- **Lines of data**:
--------------------------------------------------
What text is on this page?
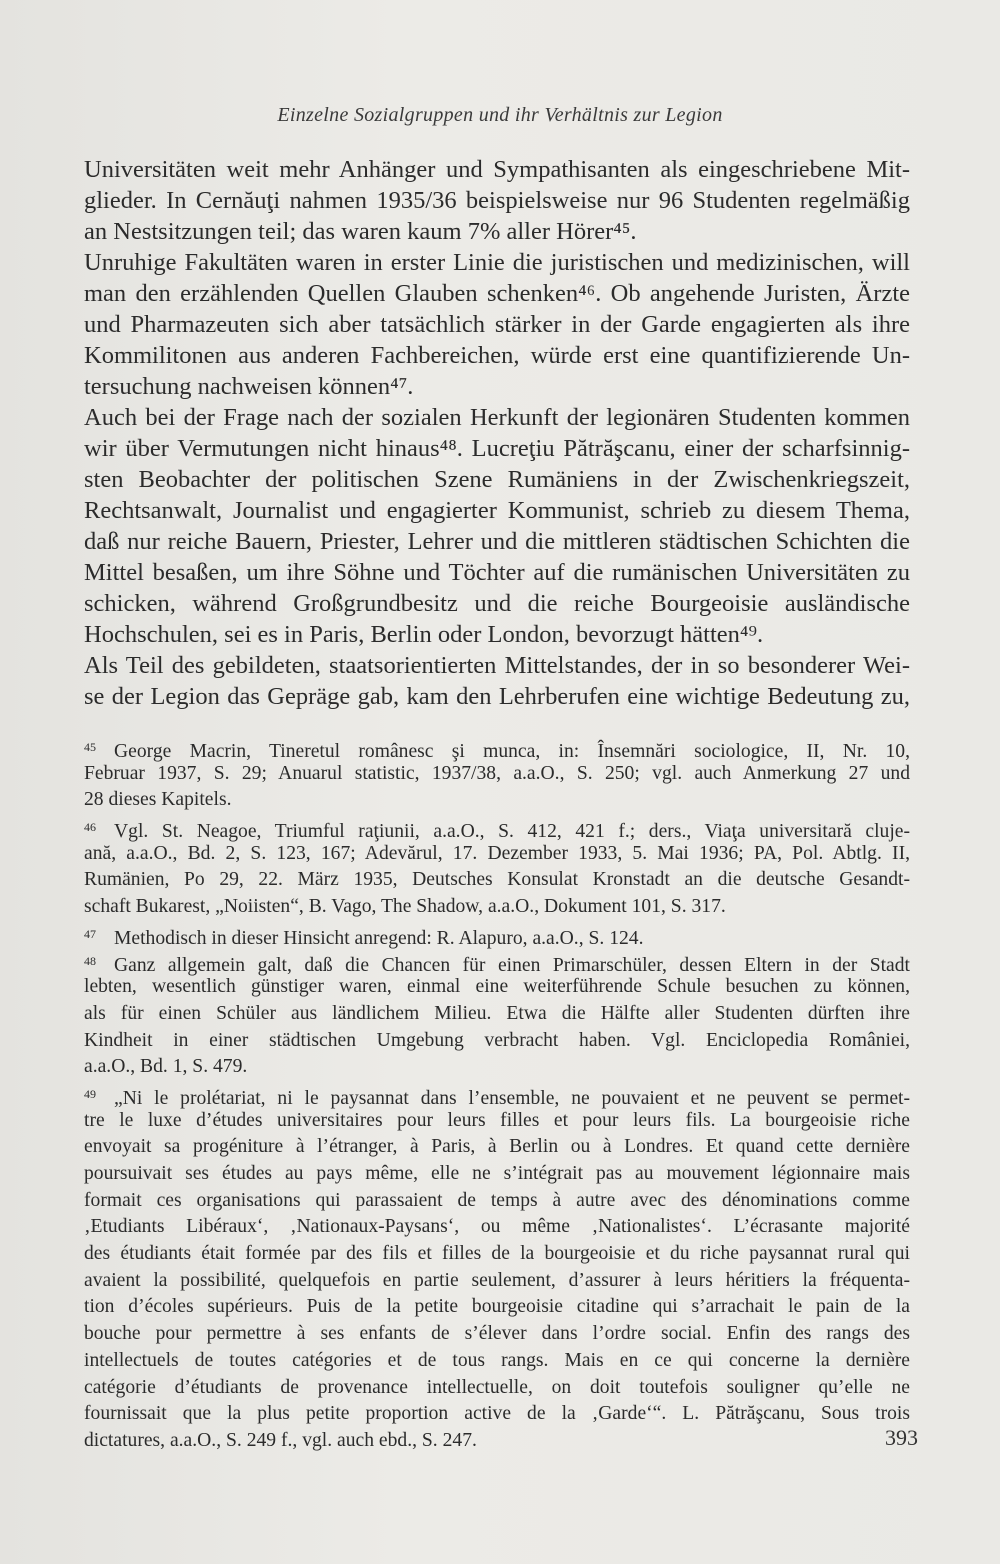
Einzelne Sozialgruppen und ihr Verhältnis zur Legion
Universitäten weit mehr Anhänger und Sympathisanten als eingeschriebene Mit-
glieder. In Cernăuţi nahmen 1935/36 beispielsweise nur 96 Studenten regelmäßig
an Nestsitzungen teil; das waren kaum 7% aller Hörer⁴⁵.
Unruhige Fakultäten waren in erster Linie die juristischen und medizinischen, will
man den erzählenden Quellen Glauben schenken⁴⁶. Ob angehende Juristen, Ärzte
und Pharmazeuten sich aber tatsächlich stärker in der Garde engagierten als ihre
Kommilitonen aus anderen Fachbereichen, würde erst eine quantifizierende Un-
tersuchung nachweisen können⁴⁷.
Auch bei der Frage nach der sozialen Herkunft der legionären Studenten kommen
wir über Vermutungen nicht hinaus⁴⁸. Lucreţiu Pătrăşcanu, einer der scharfsinnig-
sten Beobachter der politischen Szene Rumäniens in der Zwischenkriegszeit,
Rechtsanwalt, Journalist und engagierter Kommunist, schrieb zu diesem Thema,
daß nur reiche Bauern, Priester, Lehrer und die mittleren städtischen Schichten die
Mittel besaßen, um ihre Söhne und Töchter auf die rumänischen Universitäten zu
schicken, während Großgrundbesitz und die reiche Bourgeoisie ausländische
Hochschulen, sei es in Paris, Berlin oder London, bevorzugt hätten⁴⁹.
Als Teil des gebildeten, staatsorientierten Mittelstandes, der in so besonderer Wei-
se der Legion das Gepräge gab, kam den Lehrberufen eine wichtige Bedeutung zu,
45 George Macrin, Tineretul românesc şi munca, in: Însemnări sociologice, II, Nr. 10,
Februar 1937, S. 29; Anuarul statistic, 1937/38, a.a.O., S. 250; vgl. auch Anmerkung 27 und
28 dieses Kapitels.
46 Vgl. St. Neagoe, Triumful raţiunii, a.a.O., S. 412, 421 f.; ders., Viaţa universitară cluje-
ană, a.a.O., Bd. 2, S. 123, 167; Adevărul, 17. Dezember 1933, 5. Mai 1936; PA, Pol. Abtlg. II,
Rumänien, Po 29, 22. März 1935, Deutsches Konsulat Kronstadt an die deutsche Gesandt-
schaft Bukarest, „Noiisten“, B. Vago, The Shadow, a.a.O., Dokument 101, S. 317.
47 Methodisch in dieser Hinsicht anregend: R. Alapuro, a.a.O., S. 124.
48 Ganz allgemein galt, daß die Chancen für einen Primarschüler, dessen Eltern in der Stadt
lebten, wesentlich günstiger waren, einmal eine weiterführende Schule besuchen zu können,
als für einen Schüler aus ländlichem Milieu. Etwa die Hälfte aller Studenten dürften ihre
Kindheit in einer städtischen Umgebung verbracht haben. Vgl. Enciclopedia României,
a.a.O., Bd. 1, S. 479.
49 „Ni le prolétariat, ni le paysannat dans l’ensemble, ne pouvaient et ne peuvent se permet-
tre le luxe d’études universitaires pour leurs filles et pour leurs fils. La bourgeoisie riche
envoyait sa progéniture à l’étranger, à Paris, à Berlin ou à Londres. Et quand cette dernière
poursuivait ses études au pays même, elle ne s’intégrait pas au mouvement légionnaire mais
formait ces organisations qui parassaient de temps à autre avec des dénominations comme
‚Etudiants Libéraux‘, ‚Nationaux-Paysans‘, ou même ‚Nationalistes‘. L’écrasante majorité
des étudiants était formée par des fils et filles de la bourgeoisie et du riche paysannat rural qui
avaient la possibilité, quelquefois en partie seulement, d’assurer à leurs héritiers la fréquenta-
tion d’écoles supérieurs. Puis de la petite bourgeoisie citadine qui s’arrachait le pain de la
bouche pour permettre à ses enfants de s’élever dans l’ordre social. Enfin des rangs des
intellectuels de toutes catégories et de tous rangs. Mais en ce qui concerne la dernière
catégorie d’étudiants de provenance intellectuelle, on doit toutefois souligner qu’elle ne
fournissait que la plus petite proportion active de la ‚Garde‘“. L. Pătrăşcanu, Sous trois
dictatures, a.a.O., S. 249 f., vgl. auch ebd., S. 247.	393
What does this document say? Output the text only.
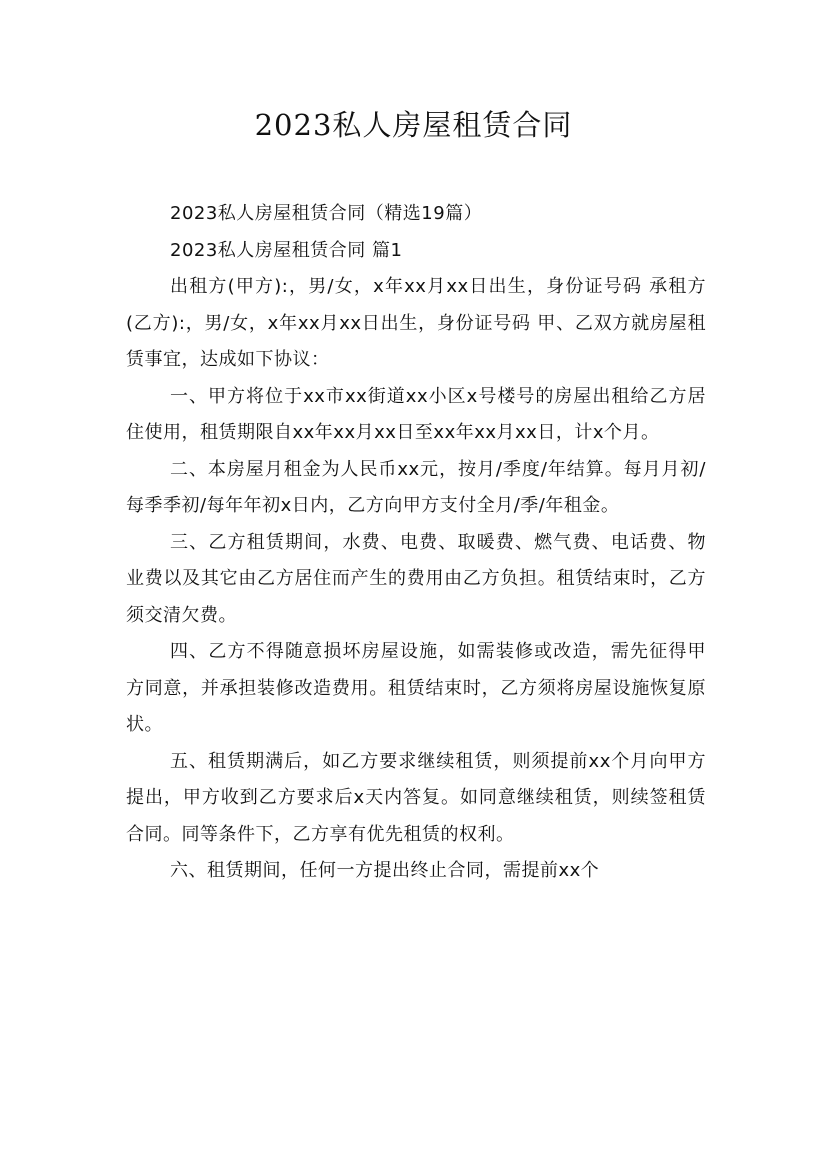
2023私人房屋租赁合同

2023私人房屋租赁合同（精选19篇）

2023私人房屋租赁合同 篇1

出租方(甲方):，男/女，x年xx月xx日出生，身份证号码 承租方(乙方):，男/女，x年xx月xx日出生，身份证号码 甲、乙双方就房屋租赁事宜，达成如下协议：

一、甲方将位于xx市xx街道xx小区x号楼号的房屋出租给乙方居住使用，租赁期限自xx年xx月xx日至xx年xx月xx日，计x个月。

二、本房屋月租金为人民币xx元，按月/季度/年结算。每月月初/每季季初/每年年初x日内，乙方向甲方支付全月/季/年租金。

三、乙方租赁期间，水费、电费、取暖费、燃气费、电话费、物业费以及其它由乙方居住而产生的费用由乙方负担。租赁结束时，乙方须交清欠费。

四、乙方不得随意损坏房屋设施，如需装修或改造，需先征得甲方同意，并承担装修改造费用。租赁结束时，乙方须将房屋设施恢复原状。

五、租赁期满后，如乙方要求继续租赁，则须提前xx个月向甲方提出，甲方收到乙方要求后x天内答复。如同意继续租赁，则续签租赁合同。同等条件下，乙方享有优先租赁的权利。

六、租赁期间，任何一方提出终止合同，需提前xx个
--------------------------------------------------
- **TO DO**: Find every line that has "paysannat" in it, then return those lines.

- **FINISHED EXERCISE**:
49 „Ni le prolétariat, ni le paysannat dans l’ensemble, ne pouvaient et ne peuvent se permet-
des étudiants était formée par des fils et filles de la bourgeoisie et du riche paysannat rural qui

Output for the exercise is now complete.